* **SET TASK**: Print the complete set of entries exactly.

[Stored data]
»»
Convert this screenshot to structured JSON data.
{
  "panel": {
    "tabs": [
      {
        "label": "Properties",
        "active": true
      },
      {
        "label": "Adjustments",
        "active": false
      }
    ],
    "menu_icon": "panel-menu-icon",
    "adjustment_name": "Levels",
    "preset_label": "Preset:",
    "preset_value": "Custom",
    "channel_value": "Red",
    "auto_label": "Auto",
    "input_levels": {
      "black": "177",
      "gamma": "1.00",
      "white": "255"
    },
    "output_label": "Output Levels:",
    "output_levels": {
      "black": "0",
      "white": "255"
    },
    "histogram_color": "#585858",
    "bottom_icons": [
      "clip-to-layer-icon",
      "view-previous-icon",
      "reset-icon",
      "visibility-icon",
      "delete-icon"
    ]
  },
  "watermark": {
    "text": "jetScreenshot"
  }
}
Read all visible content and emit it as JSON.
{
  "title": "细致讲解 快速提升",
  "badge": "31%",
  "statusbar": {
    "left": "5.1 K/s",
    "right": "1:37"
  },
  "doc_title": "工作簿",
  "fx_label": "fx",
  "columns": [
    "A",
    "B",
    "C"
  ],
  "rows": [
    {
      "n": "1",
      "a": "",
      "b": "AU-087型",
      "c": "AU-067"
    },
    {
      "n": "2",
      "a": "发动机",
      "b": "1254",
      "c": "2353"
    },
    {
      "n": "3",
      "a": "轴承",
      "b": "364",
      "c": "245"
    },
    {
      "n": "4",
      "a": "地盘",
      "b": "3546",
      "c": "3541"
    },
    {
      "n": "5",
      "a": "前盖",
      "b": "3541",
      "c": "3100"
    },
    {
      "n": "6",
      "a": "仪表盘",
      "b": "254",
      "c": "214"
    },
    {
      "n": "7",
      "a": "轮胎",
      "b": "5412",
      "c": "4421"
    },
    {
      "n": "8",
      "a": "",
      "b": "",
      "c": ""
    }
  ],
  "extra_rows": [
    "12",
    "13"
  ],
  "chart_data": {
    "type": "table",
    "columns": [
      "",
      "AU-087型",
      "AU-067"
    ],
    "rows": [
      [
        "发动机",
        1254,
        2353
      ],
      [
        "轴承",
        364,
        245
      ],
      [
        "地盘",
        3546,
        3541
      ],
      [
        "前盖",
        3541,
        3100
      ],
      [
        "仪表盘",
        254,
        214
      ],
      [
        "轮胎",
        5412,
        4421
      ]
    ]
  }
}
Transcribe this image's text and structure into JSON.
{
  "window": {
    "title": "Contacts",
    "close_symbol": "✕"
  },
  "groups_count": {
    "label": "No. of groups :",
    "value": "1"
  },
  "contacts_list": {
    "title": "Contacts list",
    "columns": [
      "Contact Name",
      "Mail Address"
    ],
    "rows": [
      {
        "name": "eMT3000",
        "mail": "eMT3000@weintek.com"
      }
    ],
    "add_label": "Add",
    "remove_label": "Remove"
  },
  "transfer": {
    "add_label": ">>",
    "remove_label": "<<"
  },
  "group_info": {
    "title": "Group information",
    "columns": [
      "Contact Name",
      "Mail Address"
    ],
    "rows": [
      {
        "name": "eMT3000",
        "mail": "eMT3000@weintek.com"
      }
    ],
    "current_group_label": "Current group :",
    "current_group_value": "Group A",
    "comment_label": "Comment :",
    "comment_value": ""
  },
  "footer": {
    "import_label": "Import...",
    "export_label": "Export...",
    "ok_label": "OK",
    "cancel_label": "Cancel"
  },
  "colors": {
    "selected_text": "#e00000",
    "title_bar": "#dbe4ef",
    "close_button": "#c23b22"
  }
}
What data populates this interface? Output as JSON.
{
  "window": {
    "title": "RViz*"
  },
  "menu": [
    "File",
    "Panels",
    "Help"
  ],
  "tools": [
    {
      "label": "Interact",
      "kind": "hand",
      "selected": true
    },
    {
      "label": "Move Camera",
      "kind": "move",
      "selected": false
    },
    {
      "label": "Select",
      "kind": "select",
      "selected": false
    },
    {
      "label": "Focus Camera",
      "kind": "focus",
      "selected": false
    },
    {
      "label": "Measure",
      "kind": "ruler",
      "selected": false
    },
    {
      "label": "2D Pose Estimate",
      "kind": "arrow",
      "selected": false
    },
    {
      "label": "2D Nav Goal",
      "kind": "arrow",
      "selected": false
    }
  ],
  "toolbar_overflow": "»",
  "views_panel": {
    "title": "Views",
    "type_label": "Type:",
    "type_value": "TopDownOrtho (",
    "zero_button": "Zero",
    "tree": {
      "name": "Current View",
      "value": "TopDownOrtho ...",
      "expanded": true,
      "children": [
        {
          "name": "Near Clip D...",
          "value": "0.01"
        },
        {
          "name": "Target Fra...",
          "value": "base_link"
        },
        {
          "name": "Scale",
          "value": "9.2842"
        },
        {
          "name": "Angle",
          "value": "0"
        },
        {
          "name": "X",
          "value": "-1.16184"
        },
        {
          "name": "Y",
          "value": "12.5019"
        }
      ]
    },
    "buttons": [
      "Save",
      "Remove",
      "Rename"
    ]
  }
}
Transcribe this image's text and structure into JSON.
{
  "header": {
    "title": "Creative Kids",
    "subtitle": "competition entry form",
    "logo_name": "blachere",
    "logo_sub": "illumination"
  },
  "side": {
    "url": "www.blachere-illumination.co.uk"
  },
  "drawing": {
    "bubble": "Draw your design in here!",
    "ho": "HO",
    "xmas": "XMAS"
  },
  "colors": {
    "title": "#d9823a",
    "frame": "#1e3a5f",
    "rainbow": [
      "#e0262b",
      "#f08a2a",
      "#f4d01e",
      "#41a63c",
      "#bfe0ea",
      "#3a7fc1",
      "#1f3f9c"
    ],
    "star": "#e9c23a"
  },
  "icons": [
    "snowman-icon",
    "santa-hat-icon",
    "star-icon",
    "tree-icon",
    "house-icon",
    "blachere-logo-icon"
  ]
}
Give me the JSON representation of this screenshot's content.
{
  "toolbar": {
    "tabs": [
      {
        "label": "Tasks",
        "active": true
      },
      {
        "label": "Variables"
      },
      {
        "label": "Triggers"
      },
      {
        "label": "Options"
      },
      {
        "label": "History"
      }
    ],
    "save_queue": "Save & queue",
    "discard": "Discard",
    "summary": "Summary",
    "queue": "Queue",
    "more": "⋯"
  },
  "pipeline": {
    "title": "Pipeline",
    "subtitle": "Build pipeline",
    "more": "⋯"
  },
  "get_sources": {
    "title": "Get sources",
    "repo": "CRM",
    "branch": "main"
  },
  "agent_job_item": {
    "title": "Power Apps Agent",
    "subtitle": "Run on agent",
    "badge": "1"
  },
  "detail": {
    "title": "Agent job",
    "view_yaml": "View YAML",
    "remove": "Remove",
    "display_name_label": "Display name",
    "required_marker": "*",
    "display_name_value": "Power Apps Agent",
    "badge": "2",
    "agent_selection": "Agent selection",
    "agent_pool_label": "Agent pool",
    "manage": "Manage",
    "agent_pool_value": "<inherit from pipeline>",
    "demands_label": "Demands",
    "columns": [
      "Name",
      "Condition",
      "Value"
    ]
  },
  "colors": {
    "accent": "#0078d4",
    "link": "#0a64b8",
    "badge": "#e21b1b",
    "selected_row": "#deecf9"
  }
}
««
* **ANSWER TO THE PROBLEM**:
Convert this screenshot to structured JSON data.
{
  "panel": {
    "tabs": [
      {
        "label": "Properties",
        "active": true
      },
      {
        "label": "Adjustments",
        "active": false
      }
    ],
    "menu_icon": "panel-menu-icon",
    "adjustment_name": "Levels",
    "preset_label": "Preset:",
    "preset_value": "Custom",
    "channel_value": "Red",
    "auto_label": "Auto",
    "input_levels": {
      "black": "177",
      "gamma": "1.00",
      "white": "255"
    },
    "output_label": "Output Levels:",
    "output_levels": {
      "black": "0",
      "white": "255"
    },
    "histogram_color": "#585858",
    "bottom_icons": [
      "clip-to-layer-icon",
      "view-previous-icon",
      "reset-icon",
      "visibility-icon",
      "delete-icon"
    ]
  },
  "watermark": {
    "text": "jetScreenshot"
  }
}
Read all visible content and emit it as JSON.
{
  "title": "细致讲解 快速提升",
  "badge": "31%",
  "statusbar": {
    "left": "5.1 K/s",
    "right": "1:37"
  },
  "doc_title": "工作簿",
  "fx_label": "fx",
  "columns": [
    "A",
    "B",
    "C"
  ],
  "rows": [
    {
      "n": "1",
      "a": "",
      "b": "AU-087型",
      "c": "AU-067"
    },
    {
      "n": "2",
      "a": "发动机",
      "b": "1254",
      "c": "2353"
    },
    {
      "n": "3",
      "a": "轴承",
      "b": "364",
      "c": "245"
    },
    {
      "n": "4",
      "a": "地盘",
      "b": "3546",
      "c": "3541"
    },
    {
      "n": "5",
      "a": "前盖",
      "b": "3541",
      "c": "3100"
    },
    {
      "n": "6",
      "a": "仪表盘",
      "b": "254",
      "c": "214"
    },
    {
      "n": "7",
      "a": "轮胎",
      "b": "5412",
      "c": "4421"
    },
    {
      "n": "8",
      "a": "",
      "b": "",
      "c": ""
    }
  ],
  "extra_rows": [
    "12",
    "13"
  ],
  "chart_data": {
    "type": "table",
    "columns": [
      "",
      "AU-087型",
      "AU-067"
    ],
    "rows": [
      [
        "发动机",
        1254,
        2353
      ],
      [
        "轴承",
        364,
        245
      ],
      [
        "地盘",
        3546,
        3541
      ],
      [
        "前盖",
        3541,
        3100
      ],
      [
        "仪表盘",
        254,
        214
      ],
      [
        "轮胎",
        5412,
        4421
      ]
    ]
  }
}
Transcribe this image's text and structure into JSON.
{
  "window": {
    "title": "Contacts",
    "close_symbol": "✕"
  },
  "groups_count": {
    "label": "No. of groups :",
    "value": "1"
  },
  "contacts_list": {
    "title": "Contacts list",
    "columns": [
      "Contact Name",
      "Mail Address"
    ],
    "rows": [
      {
        "name": "eMT3000",
        "mail": "eMT3000@weintek.com"
      }
    ],
    "add_label": "Add",
    "remove_label": "Remove"
  },
  "transfer": {
    "add_label": ">>",
    "remove_label": "<<"
  },
  "group_info": {
    "title": "Group information",
    "columns": [
      "Contact Name",
      "Mail Address"
    ],
    "rows": [
      {
        "name": "eMT3000",
        "mail": "eMT3000@weintek.com"
      }
    ],
    "current_group_label": "Current group :",
    "current_group_value": "Group A",
    "comment_label": "Comment :",
    "comment_value": ""
  },
  "footer": {
    "import_label": "Import...",
    "export_label": "Export...",
    "ok_label": "OK",
    "cancel_label": "Cancel"
  },
  "colors": {
    "selected_text": "#e00000",
    "title_bar": "#dbe4ef",
    "close_button": "#c23b22"
  }
}
What data populates this interface? Output as JSON.
{
  "window": {
    "title": "RViz*"
  },
  "menu": [
    "File",
    "Panels",
    "Help"
  ],
  "tools": [
    {
      "label": "Interact",
      "kind": "hand",
      "selected": true
    },
    {
      "label": "Move Camera",
      "kind": "move",
      "selected": false
    },
    {
      "label": "Select",
      "kind": "select",
      "selected": false
    },
    {
      "label": "Focus Camera",
      "kind": "focus",
      "selected": false
    },
    {
      "label": "Measure",
      "kind": "ruler",
      "selected": false
    },
    {
      "label": "2D Pose Estimate",
      "kind": "arrow",
      "selected": false
    },
    {
      "label": "2D Nav Goal",
      "kind": "arrow",
      "selected": false
    }
  ],
  "toolbar_overflow": "»",
  "views_panel": {
    "title": "Views",
    "type_label": "Type:",
    "type_value": "TopDownOrtho (",
    "zero_button": "Zero",
    "tree": {
      "name": "Current View",
      "value": "TopDownOrtho ...",
      "expanded": true,
      "children": [
        {
          "name": "Near Clip D...",
          "value": "0.01"
        },
        {
          "name": "Target Fra...",
          "value": "base_link"
        },
        {
          "name": "Scale",
          "value": "9.2842"
        },
        {
          "name": "Angle",
          "value": "0"
        },
        {
          "name": "X",
          "value": "-1.16184"
        },
        {
          "name": "Y",
          "value": "12.5019"
        }
      ]
    },
    "buttons": [
      "Save",
      "Remove",
      "Rename"
    ]
  }
}
Transcribe this image's text and structure into JSON.
{
  "header": {
    "title": "Creative Kids",
    "subtitle": "competition entry form",
    "logo_name": "blachere",
    "logo_sub": "illumination"
  },
  "side": {
    "url": "www.blachere-illumination.co.uk"
  },
  "drawing": {
    "bubble": "Draw your design in here!",
    "ho": "HO",
    "xmas": "XMAS"
  },
  "colors": {
    "title": "#d9823a",
    "frame": "#1e3a5f",
    "rainbow": [
      "#e0262b",
      "#f08a2a",
      "#f4d01e",
      "#41a63c",
      "#bfe0ea",
      "#3a7fc1",
      "#1f3f9c"
    ],
    "star": "#e9c23a"
  },
  "icons": [
    "snowman-icon",
    "santa-hat-icon",
    "star-icon",
    "tree-icon",
    "house-icon",
    "blachere-logo-icon"
  ]
}
Give me the JSON representation of this screenshot's content.
{
  "toolbar": {
    "tabs": [
      {
        "label": "Tasks",
        "active": true
      },
      {
        "label": "Variables"
      },
      {
        "label": "Triggers"
      },
      {
        "label": "Options"
      },
      {
        "label": "History"
      }
    ],
    "save_queue": "Save & queue",
    "discard": "Discard",
    "summary": "Summary",
    "queue": "Queue",
    "more": "⋯"
  },
  "pipeline": {
    "title": "Pipeline",
    "subtitle": "Build pipeline",
    "more": "⋯"
  },
  "get_sources": {
    "title": "Get sources",
    "repo": "CRM",
    "branch": "main"
  },
  "agent_job_item": {
    "title": "Power Apps Agent",
    "subtitle": "Run on agent",
    "badge": "1"
  },
  "detail": {
    "title": "Agent job",
    "view_yaml": "View YAML",
    "remove": "Remove",
    "display_name_label": "Display name",
    "required_marker": "*",
    "display_name_value": "Power Apps Agent",
    "badge": "2",
    "agent_selection": "Agent selection",
    "agent_pool_label": "Agent pool",
    "manage": "Manage",
    "agent_pool_value": "<inherit from pipeline>",
    "demands_label": "Demands",
    "columns": [
      "Name",
      "Condition",
      "Value"
    ]
  },
  "colors": {
    "accent": "#0078d4",
    "link": "#0a64b8",
    "badge": "#e21b1b",
    "selected_row": "#deecf9"
  }
}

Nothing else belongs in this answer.